_PROBLEM 1_
Edit the passage on letters of credit. Start at "Sub-article 16 (c) (iii) (b), as", stop after "to the applicant.", and swap each "waiver" for "consent".
_PROBLEM 2_
According to the passage on letters of credit, which article of UCP 500 empowered an issuing bank to modify or exclude any article or sub-article of UCP?

In credits issued subject to UCP 500, some issuing banks started to stipulate a condition that "the issuing bank has the right to seek the applicant's waiver and release the documents to the applicant after providing a notice of refusal [if any] without prior permission from the presenter" or similar, effectively modifying the status of the documents when subject to a notice of refusal. Although an issuing bank was empowered by article 1 of UCP 500 to modify or exclude any article or sub-article of UCP, the beneficiary still had the option to decide whether it was ready to export goods under a credit stipulating the above conditions or to seek an amendment. Hence, under UCP 500, there was an option for the beneficiary to play its role with regard to the above stipulated condition in a particular letter of credit transaction.

Sub-article 16 (c) (iii) (b), as an acknowledgement of the standard practice exercised by issuing banks during the lifetime of UCP 500, states that: "the issuing bank is holding the documents until it receives a waiver from the applicant and agrees to accept it, or receives further instructions from the presenter prior to agreeing to accept a waiver".

As we are all aware, after the issuance of notice of refusal by the issuing bank, the presenter (either the nominated bank or the beneficiary) is the owner of the document. Therefore, in order to maintain the principle of irrevocability, the issuing bank should seek the owner's instruction before releasing the documents to the applicant.

However, under UCP 600, if the presenter [nominated bank or beneficiary] forwards the document without stipulating any disposal instruction for a discrepant document and the presentation is found to be discrepant at the issuing bank's counter, the issuing bank is empowered to seek the applicant's waiver and effectively release the documents to the applicant after duly accepting the waiver, unless the issuing bank has received any prior contrary instruction from the presenter as per sub article 16 (c) (iii) (b). This means that after the issuing bank's above-mentioned refusal notice, the presenter's (either the nominated bank's or the beneficiary's) freedom to use its shipping documents is no longer available. Therefore, my view is that the status of the documents mentioned in sub-article 16 (c) (iii) (b) of UCP 600, for the sake of international standard practice, is contrary to the principle of the irrevocability of a credit and ignores the right of the presenter.

_Dataset excerpt_
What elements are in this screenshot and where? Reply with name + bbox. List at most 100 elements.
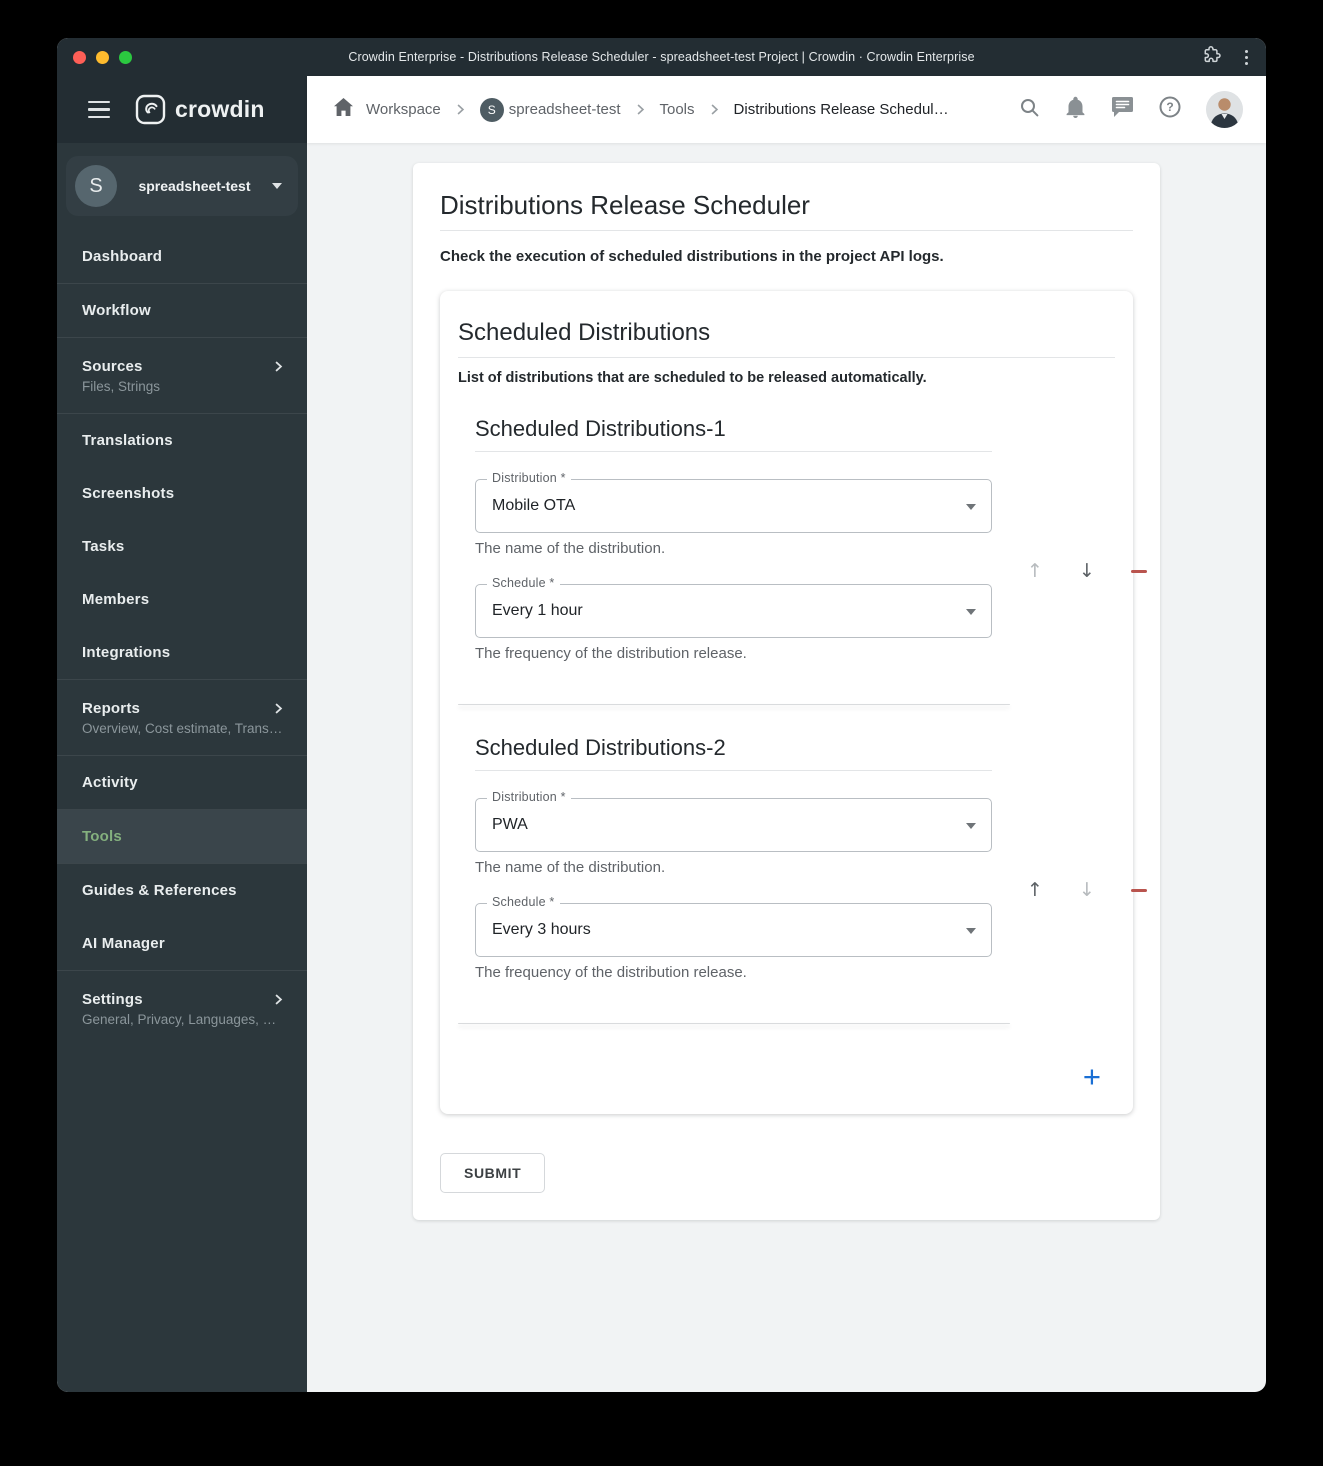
help-icon[interactable]: ?	[1159, 96, 1181, 123]
remove-section-icon[interactable]	[1131, 889, 1147, 892]
field-helper: The frequency of the distribution releas…	[475, 964, 747, 981]
sidebar-nav: Dashboard Workflow Sources Files, Strings Tr…	[57, 230, 307, 1392]
sidebar-item-tools[interactable]: Tools	[57, 810, 307, 863]
field-label: Distribution *	[487, 790, 571, 804]
search-icon[interactable]	[1019, 97, 1040, 123]
distribution-section-2: Scheduled Distributions-2 Distribution *…	[475, 735, 1147, 981]
sidebar-item-translations[interactable]: Translations	[57, 414, 307, 467]
extensions-icon[interactable]	[1202, 45, 1221, 69]
sidebar-item-reports[interactable]: Reports Overview, Cost estimate, Transl…	[57, 680, 307, 755]
messages-chat-icon[interactable]	[1111, 96, 1134, 123]
sidebar: crowdin S spreadsheet-test Dashboard Work…	[57, 76, 307, 1392]
sidebar-item-dashboard[interactable]: Dashboard	[57, 230, 307, 283]
sidebar-item-label: Tools	[82, 828, 122, 845]
project-selector[interactable]: S spreadsheet-test	[66, 156, 298, 216]
sidebar-item-label: Screenshots	[82, 485, 175, 502]
sidebar-item-sublabel: Overview, Cost estimate, Transl…	[82, 720, 285, 736]
field-helper: The name of the distribution.	[475, 540, 666, 557]
field-label: Schedule *	[487, 576, 560, 590]
sidebar-item-label: Guides & References	[82, 882, 237, 899]
svg-text:?: ?	[1166, 100, 1173, 114]
sidebar-item-label: Sources	[82, 357, 143, 375]
move-up-icon: ↑	[1027, 560, 1043, 582]
sidebar-item-label: Activity	[82, 774, 138, 791]
project-avatar: S	[75, 165, 117, 207]
field-helper: The name of the distribution.	[475, 859, 666, 876]
screenshot-canvas: Crowdin Enterprise - Distributions Relea…	[0, 0, 1323, 1466]
sidebar-item-activity[interactable]: Activity	[57, 756, 307, 809]
hamburger-menu-icon[interactable]	[88, 100, 110, 119]
distribution-select[interactable]: Distribution * PWA	[475, 790, 992, 852]
home-icon[interactable]	[334, 98, 353, 121]
sidebar-item-label: Workflow	[82, 302, 151, 319]
add-section-icon[interactable]: +	[1083, 1061, 1101, 1092]
sidebar-item-workflow[interactable]: Workflow	[57, 284, 307, 337]
remove-section-icon[interactable]	[1131, 570, 1147, 573]
chevron-down-icon	[272, 183, 282, 189]
sidebar-item-ai-manager[interactable]: AI Manager	[57, 917, 307, 970]
breadcrumb-workspace[interactable]: Workspace	[366, 101, 441, 118]
schedule-select[interactable]: Schedule * Every 1 hour	[475, 576, 992, 638]
sidebar-item-sources[interactable]: Sources Files, Strings	[57, 338, 307, 413]
sidebar-item-tasks[interactable]: Tasks	[57, 520, 307, 573]
window-title: Crowdin Enterprise - Distributions Relea…	[348, 50, 975, 64]
field-helper: The frequency of the distribution releas…	[475, 645, 747, 662]
distribution-select[interactable]: Distribution * Mobile OTA	[475, 471, 992, 533]
sidebar-item-integrations[interactable]: Integrations	[57, 626, 307, 679]
chevron-right-icon	[711, 104, 718, 115]
chevron-right-icon	[275, 702, 283, 714]
move-up-icon[interactable]: ↑	[1027, 881, 1043, 900]
breadcrumb-bar: Workspace S spreadsheet-test Tools Distr…	[307, 76, 1266, 143]
sidebar-item-sublabel: General, Privacy, Languages, Q…	[82, 1011, 285, 1027]
sidebar-item-members[interactable]: Members	[57, 573, 307, 626]
field-value: Every 3 hours	[492, 921, 591, 938]
sidebar-item-settings[interactable]: Settings General, Privacy, Languages, Q…	[57, 971, 307, 1046]
card-description: List of distributions that are scheduled…	[458, 370, 927, 386]
chevron-right-icon	[275, 993, 283, 1005]
user-avatar[interactable]	[1206, 91, 1243, 128]
move-down-icon[interactable]: ↓	[1079, 562, 1095, 581]
field-label: Distribution *	[487, 471, 571, 485]
field-value: PWA	[492, 816, 528, 833]
section-divider	[458, 704, 1010, 705]
submit-button[interactable]: SUBMIT	[440, 1153, 546, 1193]
traffic-lights	[73, 50, 283, 64]
crowdin-logo-text: crowdin	[175, 96, 265, 122]
field-value: Every 1 hour	[492, 602, 583, 619]
crowdin-logo[interactable]: crowdin	[135, 94, 265, 125]
sidebar-item-screenshots[interactable]: Screenshots	[57, 467, 307, 520]
chevron-right-icon	[457, 104, 464, 115]
project-chip: S	[479, 97, 504, 122]
breadcrumb-tools[interactable]: Tools	[660, 101, 695, 118]
scheduler-panel: Distributions Release Scheduler Check th…	[413, 163, 1160, 1220]
crowdin-logo-icon	[135, 94, 166, 125]
sidebar-item-label: Settings	[82, 990, 143, 1008]
scheduled-distributions-card: Scheduled Distributions List of distribu…	[440, 291, 1147, 1114]
schedule-select[interactable]: Schedule * Every 3 hours	[475, 895, 992, 957]
chevron-down-icon	[966, 928, 976, 934]
chevron-down-icon	[966, 609, 976, 615]
breadcrumb-project[interactable]: S spreadsheet-test	[479, 97, 621, 122]
maximize-button[interactable]	[119, 50, 132, 64]
page-content: Distributions Release Scheduler Check th…	[307, 143, 1266, 1392]
sidebar-item-sublabel: Files, Strings	[82, 378, 161, 394]
page-title: Distributions Release Scheduler	[440, 190, 1133, 231]
notifications-bell-icon[interactable]	[1065, 96, 1086, 123]
sidebar-item-guides-references[interactable]: Guides & References	[57, 864, 307, 917]
browser-menu-icon[interactable]	[1243, 48, 1250, 67]
minimize-button[interactable]	[96, 50, 109, 64]
sidebar-item-label: Dashboard	[82, 248, 163, 265]
sidebar-item-label: Tasks	[82, 538, 125, 555]
browser-window: Crowdin Enterprise - Distributions Relea…	[57, 38, 1266, 1392]
field-value: Mobile OTA	[492, 497, 576, 514]
window-titlebar: Crowdin Enterprise - Distributions Relea…	[57, 38, 1266, 76]
sidebar-item-label: Integrations	[82, 644, 171, 661]
chevron-right-icon	[275, 360, 283, 372]
breadcrumb-current: Distributions Release Schedul…	[733, 101, 949, 118]
sidebar-item-label: AI Manager	[82, 935, 165, 952]
field-label: Schedule *	[487, 895, 560, 909]
page-note: Check the execution of scheduled distrib…	[440, 248, 944, 265]
sidebar-item-label: Reports	[82, 699, 141, 717]
sidebar-item-label: Members	[82, 591, 150, 608]
close-button[interactable]	[73, 50, 86, 64]
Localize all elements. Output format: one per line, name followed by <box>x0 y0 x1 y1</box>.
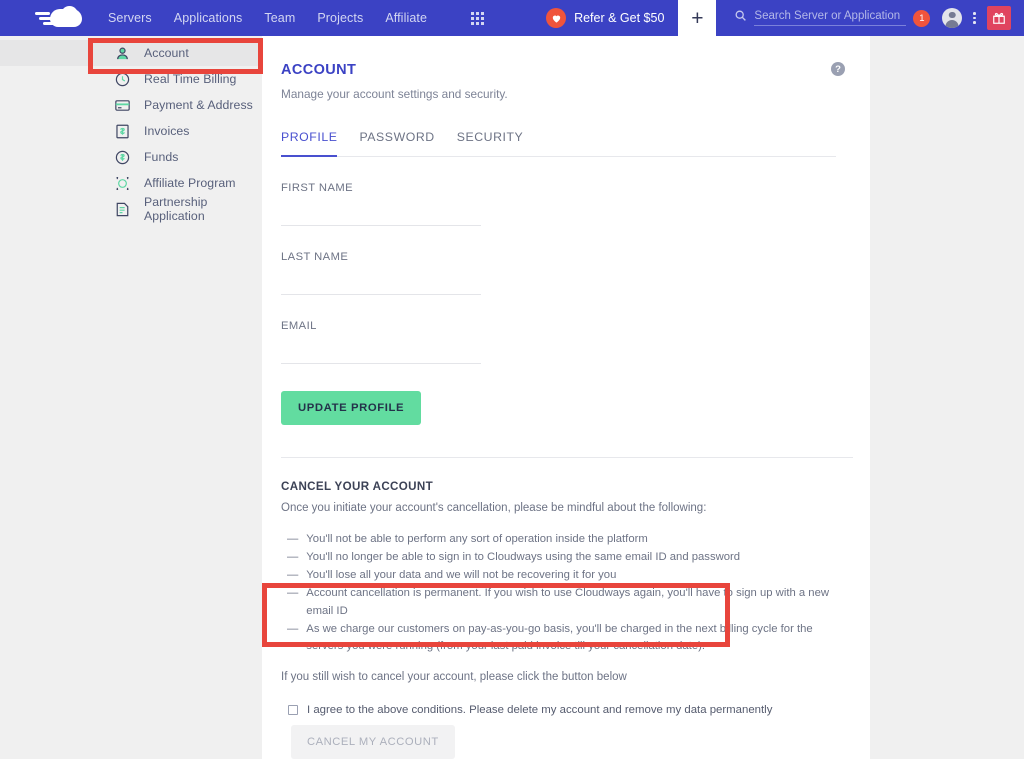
page-title: ACCOUNT <box>281 62 357 78</box>
tab-security[interactable]: SECURITY <box>457 130 524 157</box>
cancel-account-footer-text: If you still wish to cancel your account… <box>281 671 627 684</box>
email-field-group: EMAIL <box>281 320 481 364</box>
page-subtitle: Manage your account settings and securit… <box>281 87 508 101</box>
refer-label: Refer & Get $50 <box>574 11 665 25</box>
list-item-text: You'll no longer be able to sign in to C… <box>306 551 741 564</box>
tab-profile[interactable]: PROFILE <box>281 130 338 157</box>
search-container <box>734 9 907 27</box>
gift-icon[interactable] <box>987 6 1011 30</box>
page-body: Account Real Time Billing Payment & Addr… <box>0 36 1024 759</box>
first-name-label: FIRST NAME <box>281 182 354 194</box>
list-item-text: You'll lose all your data and we will no… <box>306 569 617 582</box>
cancel-conditions-list: — You'll not be able to perform any sort… <box>281 531 836 655</box>
last-name-field-group: LAST NAME <box>281 251 481 295</box>
sidebar-item-affiliate-program[interactable]: Affiliate Program <box>0 170 262 196</box>
add-new-button[interactable]: + <box>678 0 717 36</box>
top-navigation-bar: Servers Applications Team Projects Affil… <box>0 0 1024 36</box>
more-vertical-icon[interactable] <box>973 11 976 25</box>
list-item: — You'll no longer be able to sign in to… <box>287 549 836 566</box>
dash-bullet-icon: — <box>287 569 299 582</box>
sidebar-item-funds[interactable]: Funds <box>0 144 262 170</box>
cloudways-logo <box>34 6 82 29</box>
help-circle-icon[interactable]: ? <box>831 62 845 76</box>
sidebar-item-real-time-billing[interactable]: Real Time Billing <box>0 66 262 92</box>
primary-nav: Servers Applications Team Projects Affil… <box>108 11 484 25</box>
agree-conditions-label: I agree to the above conditions. Please … <box>307 704 773 717</box>
dash-bullet-icon: — <box>287 587 299 600</box>
nav-item-affiliate[interactable]: Affiliate <box>385 11 427 25</box>
user-icon <box>114 45 131 62</box>
dash-bullet-icon: — <box>287 622 299 635</box>
refer-and-get-button[interactable]: Refer & Get $50 <box>546 8 664 28</box>
sidebar-item-label: Invoices <box>144 124 190 138</box>
topbar-right-group: Refer & Get $50 + 1 <box>546 0 1024 36</box>
section-divider <box>281 457 853 458</box>
first-name-input[interactable] <box>281 207 481 226</box>
apps-grid-icon[interactable] <box>471 11 484 25</box>
first-name-field-group: FIRST NAME <box>281 182 481 226</box>
list-item-text: You'll not be able to perform any sort o… <box>306 533 648 545</box>
account-content-panel: ACCOUNT Manage your account settings and… <box>262 36 870 759</box>
sidebar: Account Real Time Billing Payment & Addr… <box>0 36 262 647</box>
invoice-icon <box>114 123 131 140</box>
partnership-icon <box>114 201 131 218</box>
agree-conditions-row: I agree to the above conditions. Please … <box>281 704 836 716</box>
affiliate-icon <box>114 175 131 192</box>
search-icon <box>734 9 747 27</box>
cancel-account-intro: Once you initiate your account's cancell… <box>281 502 707 514</box>
list-item-text: Account cancellation is permanent. If yo… <box>306 587 830 617</box>
sidebar-item-label: Funds <box>144 150 179 164</box>
email-label: EMAIL <box>281 320 317 332</box>
funds-icon <box>114 149 131 166</box>
nav-item-servers[interactable]: Servers <box>108 11 152 25</box>
account-tabs: PROFILE PASSWORD SECURITY <box>281 130 836 157</box>
nav-item-projects[interactable]: Projects <box>317 11 363 25</box>
sidebar-item-label: Real Time Billing <box>144 72 237 86</box>
sidebar-item-label: Payment & Address <box>144 98 253 112</box>
last-name-input[interactable] <box>281 276 481 295</box>
dash-bullet-icon: — <box>287 551 299 564</box>
agree-conditions-checkbox[interactable] <box>288 705 298 716</box>
sidebar-item-invoices[interactable]: Invoices <box>0 118 262 144</box>
sidebar-item-account[interactable]: Account <box>0 40 262 66</box>
sidebar-item-payment-address[interactable]: Payment & Address <box>0 92 262 118</box>
sidebar-menu: Account Real Time Billing Payment & Addr… <box>0 40 262 223</box>
email-input[interactable] <box>281 345 481 364</box>
list-item: — As we charge our customers on pay-as-y… <box>287 621 836 655</box>
heart-icon <box>546 8 567 28</box>
list-item: — You'll not be able to perform any sort… <box>287 531 836 548</box>
sidebar-item-label: Affiliate Program <box>144 176 236 190</box>
list-item: — You'll lose all your data and we will … <box>287 567 836 584</box>
clock-icon <box>114 71 131 88</box>
brand-logo[interactable] <box>34 6 82 29</box>
credit-card-icon <box>114 97 131 114</box>
list-item-text: As we charge our customers on pay-as-you… <box>306 622 813 652</box>
sidebar-item-label: Account <box>144 46 189 60</box>
search-input[interactable] <box>754 10 907 26</box>
user-avatar-icon[interactable] <box>942 8 963 28</box>
list-item: — Account cancellation is permanent. If … <box>287 585 836 619</box>
notification-count-badge[interactable]: 1 <box>913 9 931 27</box>
dash-bullet-icon: — <box>287 533 299 545</box>
sidebar-item-label: Partnership Application <box>144 195 208 223</box>
update-profile-button[interactable]: UPDATE PROFILE <box>281 391 422 425</box>
sidebar-item-partnership-application[interactable]: Partnership Application <box>0 195 262 223</box>
cancel-account-title: CANCEL YOUR ACCOUNT <box>281 480 434 493</box>
nav-item-applications[interactable]: Applications <box>174 11 243 25</box>
tab-password[interactable]: PASSWORD <box>359 130 434 157</box>
last-name-label: LAST NAME <box>281 251 349 263</box>
cancel-my-account-button[interactable]: CANCEL MY ACCOUNT <box>291 725 455 759</box>
nav-item-team[interactable]: Team <box>264 11 295 25</box>
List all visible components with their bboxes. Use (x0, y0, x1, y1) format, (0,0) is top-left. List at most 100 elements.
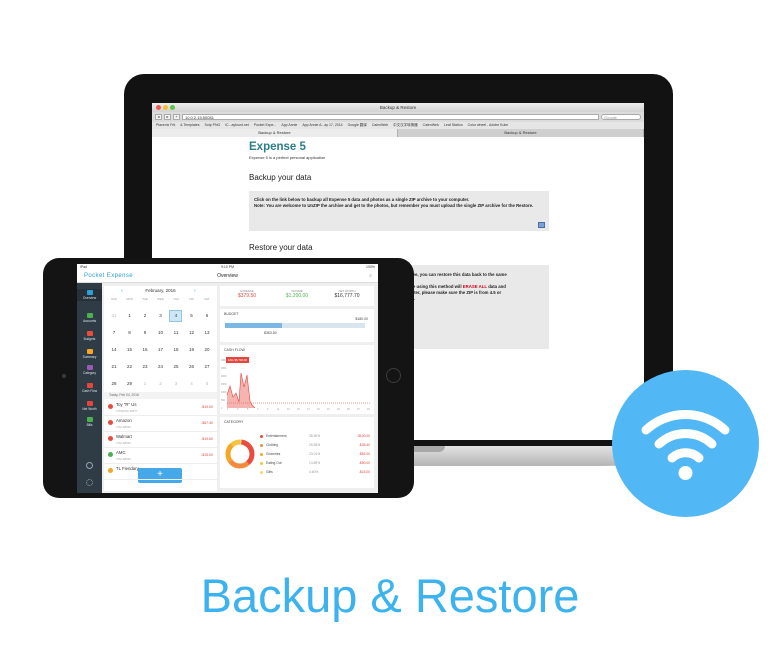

_CORRECT RESULT 1_
Sub-article 16 (c) (iii) (b), as an acknowledgement of the standard practice exercised by issuing banks during the lifetime of UCP 500, states that: "the issuing bank is holding the documents until it receives a consent from the applicant and agrees to accept it, or receives further instructions from the presenter prior to agreeing to accept a consent".

As we are all aware, after the issuance of notice of refusal by the issuing bank, the presenter (either the nominated bank or the beneficiary) is the owner of the document. Therefore, in order to maintain the principle of irrevocability, the issuing bank should seek the owner's instruction before releasing the documents to the applicant.

_CORRECT RESULT 2_
Article 1 of UCP 500.